→ SET PROBLEM 1
Rewrite the records as a JSON list of strings, one string per line, starting at the beginning of the records and going on through the line with "- data-point: [168, 129, 185, 146]". Skip blank lines and leave the pictures out.

→ TEXT
--- Start ---
# Background Skills section



## Van der Hoorn (Jun 15, 2009)

The "Background Skills" section (Player's Guide, p. 9) is a bit ambiguous, as it contains terminology from the 3.5 edition (i.e. craft, profession, performance related). Is it a leftover from the 3.5 edition or should I really create a new skill in 4e?

Thanks,
R.


----------



## merchantsteve (Jun 15, 2009)

That's a holdover. it should be eliminated. I thought we trapped all that stuff out!


----------



## roderickvd (Jun 15, 2009)

merchantsteve said:


> That's a holdover. it should be eliminated. I thought we trapped all that stuff out!




So just to be sure: PC's are *not* granted any bonus skill at all?


----------



## Marius Delphus (Jun 15, 2009)

TTBOMK, that section was added in one of the updates to the Player's Guide. The intent behind it, IIRC, was for the GM to go ahead and create a new skill which had little effect other than to "flesh out" a character's backstory by giving the character something "special" to be good at.

If you're uncomfortable with it, I'd recommend you just pretend it's not there and instead give each character a +2 bonus to rolls having to do with whatever they chose as a background skill (as long as it would be, in 3.5 terms, a Craft, Performance, or Profession thing -- something that never affects combat, but *might* affect a skill challenge).


----------



## Morrus (Jun 15, 2009)

It's _not_ a holdover, no, and should not be eliminated!

They do get one free skill, which they create with their DM's consent.  For ideas of what that skill would be, think along the lines of craft/profession/perform (as in the English sense of the words, nothing to do with game mechanics).  Or, as the text says, it should answer the question "What does your character like to do when he's not adventuring?"

So, your character might have a skill in origami, or painting, or carpentry, or whatever.  It's simply used to flesh your character out a little, and is entirely optional.   It may give you a few extra little roleplaying opportunities.


----------



## merchantsteve (Jun 15, 2009)

Alright, I goofed. I was reacting to keywords without reading the context. 

If you have the Player's Handbook 2, page 182 has a section titled 'Other Benefits in Play'. It talks about the benefits of having a background bonus. If you were a blacksmith and you were talking to a blacksmith, it is entirely reasonable for the DM to offer a +2 bonus to your Diplomacy check. Likewise, working as an apprentice in the Sarawatin gives you a librarian skill. It could provide +1 bonus to a History, Religion or Arcana check based on when and how it was used.
That is the intent of the Background Skills. If you invest your character in the world, some small benefit is provided.


----------



## Van der Hoorn (Jun 16, 2009)
--- End ---
→ AVAILABLE RECORDS
--- Start ---
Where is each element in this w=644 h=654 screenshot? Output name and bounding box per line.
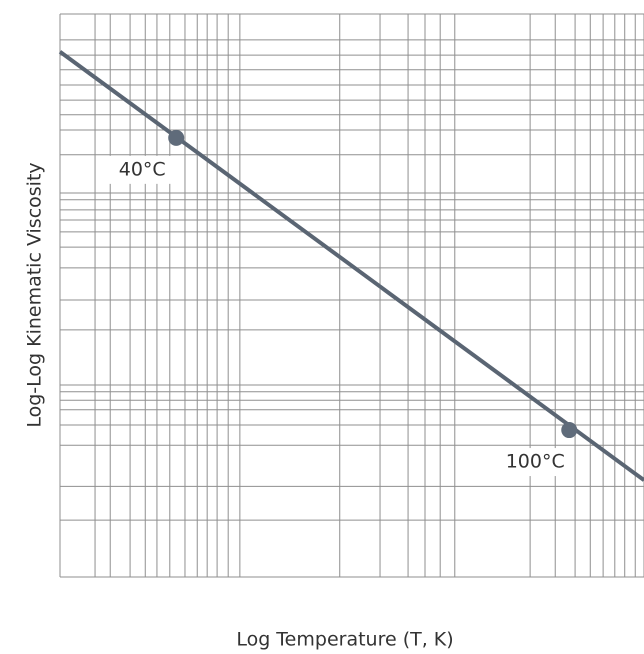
- y-axis-label: Log-Log Kinematic Viscosity: [24, 162, 46, 427]
- data-line: [58, 50, 644, 482]
- x-axis-label: Log Temperature (T, K): [236, 629, 453, 651]
- data-point: [561, 422, 578, 439]
- label-background: [501, 448, 570, 477]
- point-label: 40°C: [119, 158, 166, 180]
- data-point: [168, 129, 185, 146]
- point-label: 100°C: [506, 451, 565, 473]
- label-background: [108, 155, 177, 184]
--- End ---
→ SET PROBLEM 2
From the forum thread on the Background Skills section, reproduce the passage starting with "It's _not_ a" and going on through "reading the context.".

→ FULL ANSWER 1
[
  "Where is each element in this w=644 h=654 screenshot? Output name and bounding box per line.",
  "- y-axis-label: Log-Log Kinematic Viscosity: [24, 162, 46, 427]",
  "- data-line: [58, 50, 644, 482]",
  "- x-axis-label: Log Temperature (T, K): [236, 629, 453, 651]",
  "- data-point: [561, 422, 578, 439]",
  "- label-background: [501, 448, 570, 477]",
  "- point-label: 40°C: [119, 158, 166, 180]",
  "- data-point: [168, 129, 185, 146]"
]

→ FULL ANSWER 2
It's _not_ a holdover, no, and should not be eliminated!

They do get one free skill, which they create with their DM's consent.  For ideas of what that skill would be, think along the lines of craft/profession/perform (as in the English sense of the words, nothing to do with game mechanics).  Or, as the text says, it should answer the question "What does your character like to do when he's not adventuring?"

So, your character might have a skill in origami, or painting, or carpentry, or whatever.  It's simply used to flesh your character out a little, and is entirely optional.   It may give you a few extra little roleplaying opportunities.


----------



## merchantsteve (Jun 15, 2009)

Alright, I goofed. I was reacting to keywords without reading the context.